** Start SUPPLIED RECORDS **

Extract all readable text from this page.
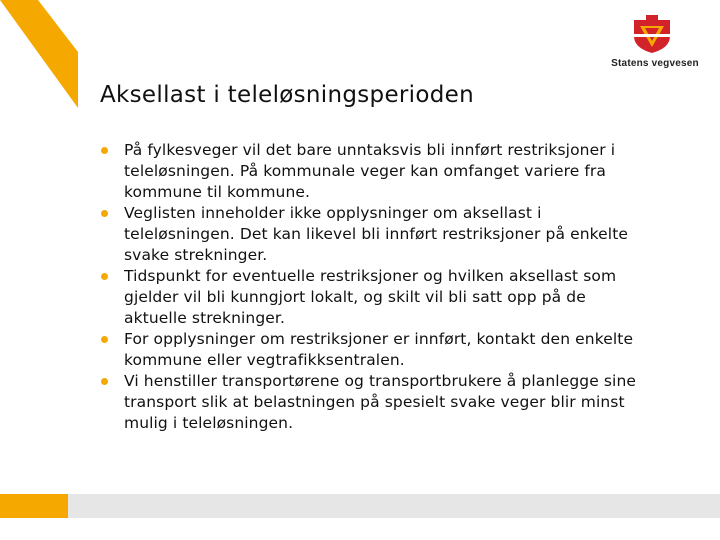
Statens vegvesen
Aksellast i teleløsningsperioden
På fylkesveger vil det bare unntaksvis bli innført restriksjoner i teleløsningen. På kommunale veger kan omfanget variere fra kommune til kommune.
Veglisten inneholder ikke opplysninger om aksellast i teleløsningen. Det kan likevel bli innført restriksjoner på enkelte svake strekninger.
Tidspunkt for eventuelle restriksjoner og hvilken aksellast som gjelder vil bli kunngjort lokalt, og skilt vil bli satt opp på de aktuelle strekninger.
For opplysninger om restriksjoner er innført, kontakt den enkelte kommune eller vegtrafikksentralen.
Vi henstiller transportørene og transportbrukere å planlegge sine transport slik at belastningen på spesielt svake veger blir minst mulig i teleløsningen.
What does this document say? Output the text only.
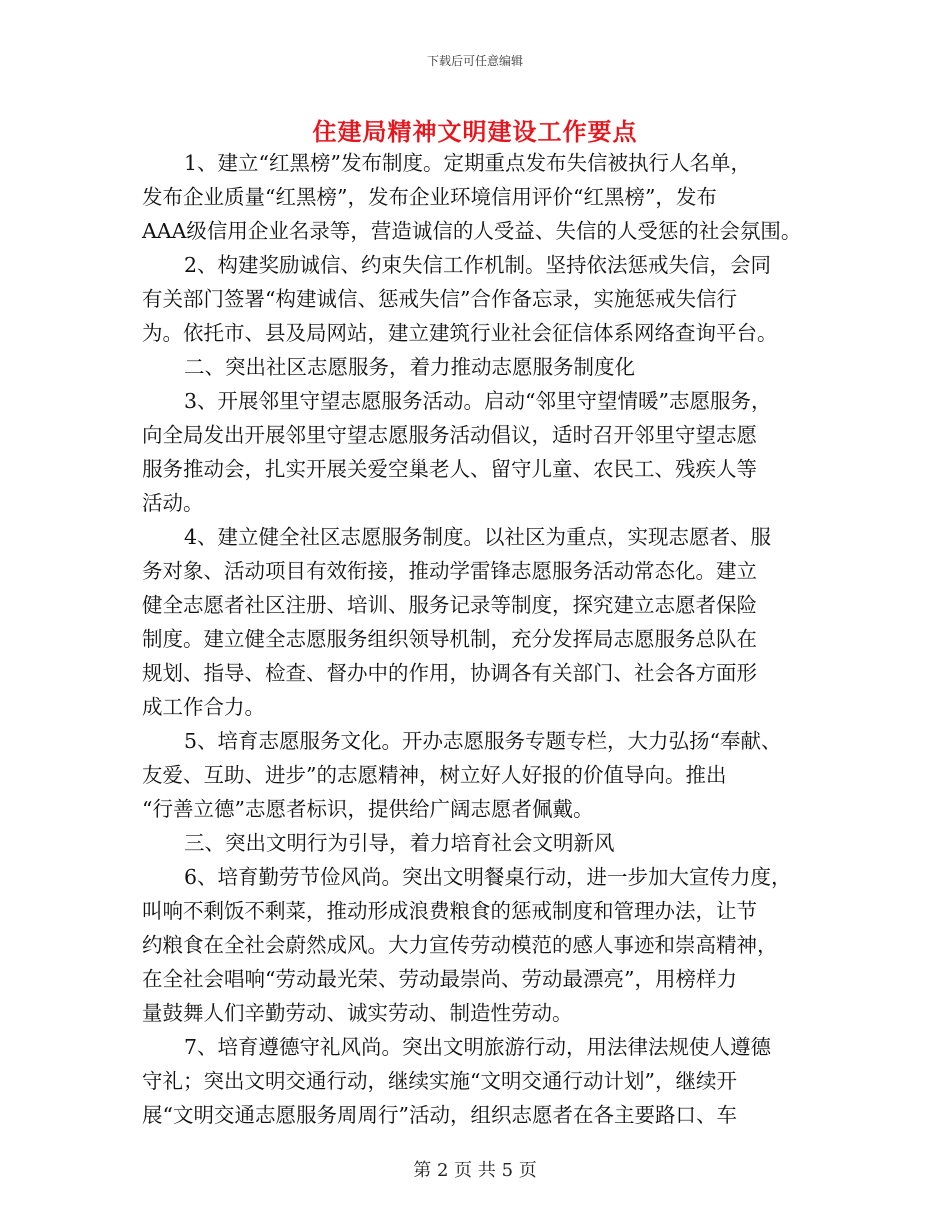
下载后可任意编辑
住建局精神文明建设工作要点
1、建立“红黑榜”发布制度。定期重点发布失信被执行人名单，
发布企业质量“红黑榜”，发布企业环境信用评价“红黑榜”，发布
AAA级信用企业名录等，营造诚信的人受益、失信的人受惩的社会氛围。
2、构建奖励诚信、约束失信工作机制。坚持依法惩戒失信，会同
有关部门签署“构建诚信、惩戒失信”合作备忘录，实施惩戒失信行
为。依托市、县及局网站，建立建筑行业社会征信体系网络查询平台。
二、突出社区志愿服务，着力推动志愿服务制度化
3、开展邻里守望志愿服务活动。启动“邻里守望情暖”志愿服务，
向全局发出开展邻里守望志愿服务活动倡议，适时召开邻里守望志愿
服务推动会，扎实开展关爱空巢老人、留守儿童、农民工、残疾人等
活动。
4、建立健全社区志愿服务制度。以社区为重点，实现志愿者、服
务对象、活动项目有效衔接，推动学雷锋志愿服务活动常态化。建立
健全志愿者社区注册、培训、服务记录等制度，探究建立志愿者保险
制度。建立健全志愿服务组织领导机制，充分发挥局志愿服务总队在
规划、指导、检查、督办中的作用，协调各有关部门、社会各方面形
成工作合力。
5、培育志愿服务文化。开办志愿服务专题专栏，大力弘扬“奉献、
友爱、互助、进步”的志愿精神，树立好人好报的价值导向。推出
“行善立德”志愿者标识，提供给广阔志愿者佩戴。
三、突出文明行为引导，着力培育社会文明新风
6、培育勤劳节俭风尚。突出文明餐桌行动，进一步加大宣传力度，
叫响不剩饭不剩菜，推动形成浪费粮食的惩戒制度和管理办法，让节
约粮食在全社会蔚然成风。大力宣传劳动模范的感人事迹和崇高精神，
在全社会唱响“劳动最光荣、劳动最崇尚、劳动最漂亮”，用榜样力
量鼓舞人们辛勤劳动、诚实劳动、制造性劳动。
7、培育遵德守礼风尚。突出文明旅游行动，用法律法规使人遵德
守礼；突出文明交通行动，继续实施“文明交通行动计划”，继续开
展“文明交通志愿服务周周行”活动，组织志愿者在各主要路口、车
第 2 页 共 5 页
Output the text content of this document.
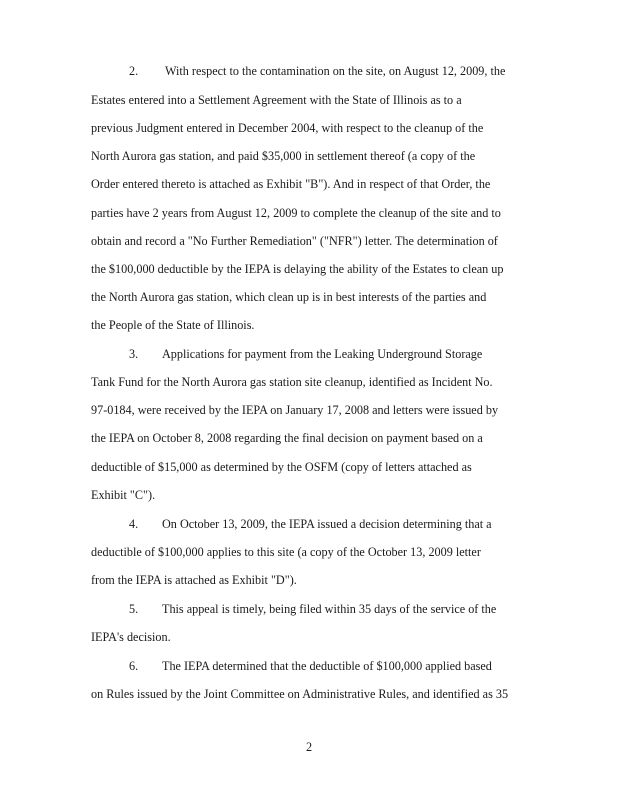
2. With respect to the contamination on the site, on August 12, 2009, the
Estates entered into a Settlement Agreement with the State of Illinois as to a
previous Judgment entered in December 2004, with respect to the cleanup of the
North Aurora gas station, and paid $35,000 in settlement thereof (a copy of the
Order entered thereto is attached as Exhibit "B"). And in respect of that Order, the
parties have 2 years from August 12, 2009 to complete the cleanup of the site and to
obtain and record a "No Further Remediation" ("NFR") letter. The determination of
the $100,000 deductible by the IEPA is delaying the ability of the Estates to clean up
the North Aurora gas station, which clean up is in best interests of the parties and
the People of the State of Illinois.
3. Applications for payment from the Leaking Underground Storage
Tank Fund for the North Aurora gas station site cleanup, identified as Incident No.
97-0184, were received by the IEPA on January 17, 2008 and letters were issued by
the IEPA on October 8, 2008 regarding the final decision on payment based on a
deductible of $15,000 as determined by the OSFM (copy of letters attached as
Exhibit "C").
4. On October 13, 2009, the IEPA issued a decision determining that a
deductible of $100,000 applies to this site (a copy of the October 13, 2009 letter
from the IEPA is attached as Exhibit "D").
5. This appeal is timely, being filed within 35 days of the service of the
IEPA's decision.
6. The IEPA determined that the deductible of $100,000 applied based
on Rules issued by the Joint Committee on Administrative Rules, and identified as 35
2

** End SUPPLIED RECORDS **

WORK INSTRUCTIONS.
Return every line in the listing that contains the word "station".

RESPONSE BELOW.
North Aurora gas station, and paid $35,000 in settlement thereof (a copy of the
the North Aurora gas station, which clean up is in best interests of the parties and
Tank Fund for the North Aurora gas station site cleanup, identified as Incident No.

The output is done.